--- Begin TASK INPUT ---
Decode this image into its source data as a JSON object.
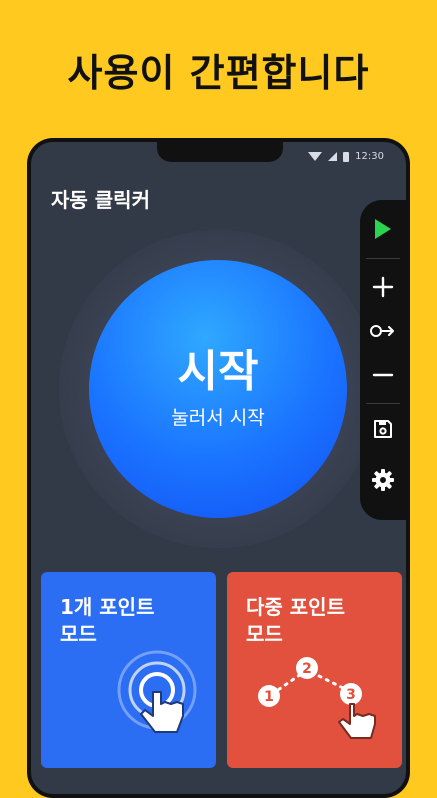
{
  "headline": "사용이 간편합니다",
  "status_bar": {
    "time": "12:30"
  },
  "app": {
    "title": "자동 클릭커",
    "start_button": {
      "title": "시작",
      "subtitle": "눌러서 시작"
    }
  },
  "toolbar": {
    "items": [
      {
        "icon": "play-icon",
        "color": "#2BD44F"
      },
      {
        "icon": "plus-icon"
      },
      {
        "icon": "swipe-icon"
      },
      {
        "icon": "minus-icon"
      },
      {
        "icon": "save-icon"
      },
      {
        "icon": "gear-icon"
      }
    ]
  },
  "modes": {
    "single": {
      "line1": "1개 포인트",
      "line2": "모드",
      "color": "#2B6DF3"
    },
    "multi": {
      "line1": "다중 포인트",
      "line2": "모드",
      "color": "#E2503E",
      "points": [
        "1",
        "2",
        "3"
      ]
    }
  }
}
--- End TASK INPUT ---
» WHAT YOU HAVE TO DO
Scan the records above for the string "color", then report every line that contains it.

» SOLUTION TO THIS EXERCISE
        "color": "#2BD44F"
      "color": "#2B6DF3"
      "color": "#E2503E",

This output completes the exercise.